[ASSIGNMENT]
Copy, from the entries below, each line in which the string "sriwinarti" appears.

WORKING DATA below:

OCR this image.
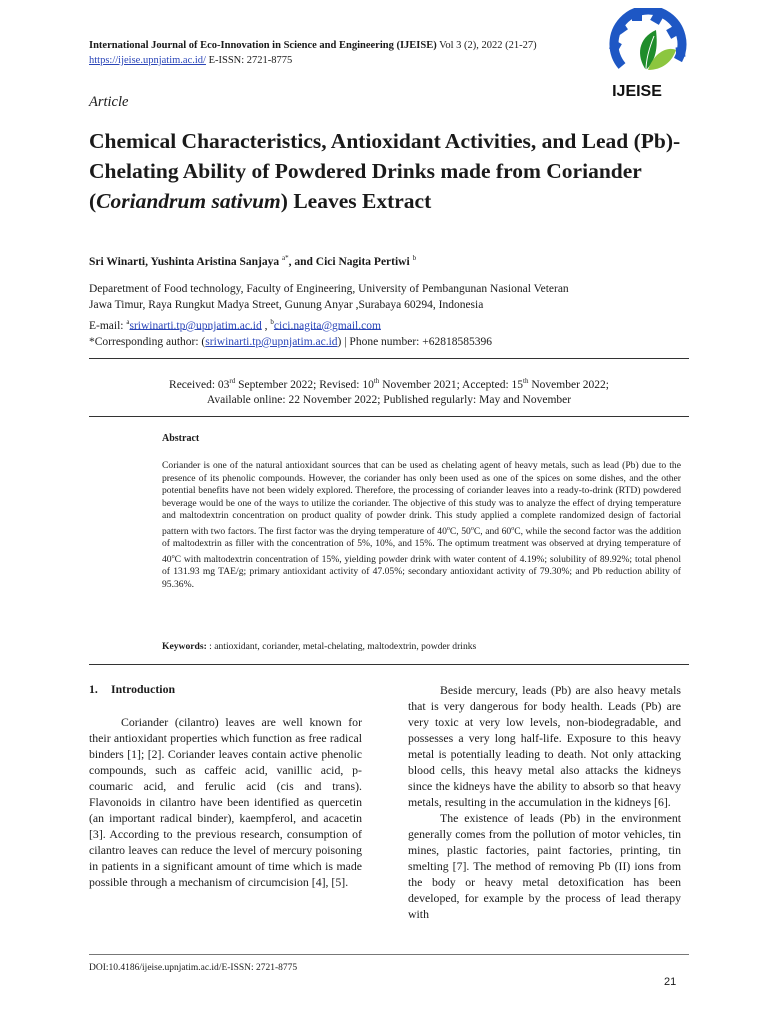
International Journal of Eco-Innovation in Science and Engineering (IJEISE) Vol 3 (2), 2022 (21-27)
https://ijeise.upnjatim.ac.id/ E-ISSN: 2721-8775
IJEISE
Article
Chemical Characteristics, Antioxidant Activities, and Lead (Pb)-Chelating Ability of Powdered Drinks made from Coriander (Coriandrum sativum) Leaves Extract
Sri Winarti, Yushinta Aristina Sanjaya $^{a*}$, and Cici Nagita Pertiwi $^b$
Deparetment of Food technology, Faculty of Engineering, University of Pembangunan Nasional Veteran
Jawa Timur, Raya Rungkut Madya Street, Gunung Anyar ,Surabaya 60294, Indonesia
E-mail: $^a$sriwinarti.tp@upnjatim.ac.id , $^b$cici.nagita@gmail.com
*Corresponding author: (sriwinarti.tp@upnjatim.ac.id) | Phone number: +62818585396
Received: 03rd September 2022; Revised: 10th November 2021; Accepted: 15th November 2022;
Available online: 22 November 2022; Published regularly: May and November
Abstract
Coriander is one of the natural antioxidant sources that can be used as chelating agent of heavy metals, such as lead (Pb) due to the presence of its phenolic compounds. However, the coriander has only been used as one of the spices on some dishes, and the other potential benefits have not been widely explored. Therefore, the processing of coriander leaves into a ready-to-drink (RTD) powdered beverage would be one of the ways to utilize the coriander. The objective of this study was to analyze the effect of drying temperature and maltodextrin concentration on product quality of powder drink. This study applied a complete randomized design of factorial pattern with two factors. The first factor was the drying temperature of 40$^o$C, 50$^o$C, and 60$^o$C, while the second factor was the addition of maltodextrin as filler with the concentration of 5%, 10%, and 15%. The optimum treatment was observed at drying temperature of 40$^o$C with maltodextrin concentration of 15%, yielding powder drink with water content of 4.19%; solubility of 89.92%; total phenol of 131.93 mg TAE/g; primary antioxidant activity of 47.05%; secondary antioxidant activity of 79.30%; and Pb reduction ability of 95.36%.
Keywords: : antioxidant, coriander, metal-chelating, maltodextrin, powder drinks
1. Introduction

Coriander (cilantro) leaves are well known for their antioxidant properties which function as free radical binders [1]; [2]. Coriander leaves contain active phenolic compounds, such as caffeic acid, vanillic acid, p-coumaric acid, and ferulic acid (cis and trans). Flavonoids in cilantro have been identified as quercetin (an important radical binder), kaempferol, and acacetin [3]. According to the previous research, consumption of cilantro leaves can reduce the level of mercury poisoning in patients in a significant amount of time which is made possible through a mechanism of circumcision [4], [5].

Beside mercury, leads (Pb) are also heavy metals that is very dangerous for body health. Leads (Pb) are very toxic at very low levels, non-biodegradable, and possesses a very long half-life. Exposure to this heavy metal is potentially leading to death. Not only attacking blood cells, this heavy metal also attacks the kidneys since the kidneys have the ability to absorb so that heavy metals, resulting in the accumulation in the kidneys [6].

The existence of leads (Pb) in the environment generally comes from the pollution of motor vehicles, tin mines, plastic factories, paint factories, printing, tin smelting [7]. The method of removing Pb (II) ions from the body or heavy metal detoxification has been developed, for example by the process of lead therapy with

DOI:10.4186/ijeise.upnjatim.ac.id/E-ISSN: 2721-8775
21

End of WORKING DATA.

[RESULT OF THIS EXERCISE]
E-mail: $^a$sriwinarti.tp@upnjatim.ac.id , $^b$cici.nagita@gmail.com
*Corresponding author: (sriwinarti.tp@upnjatim.ac.id) | Phone number: +62818585396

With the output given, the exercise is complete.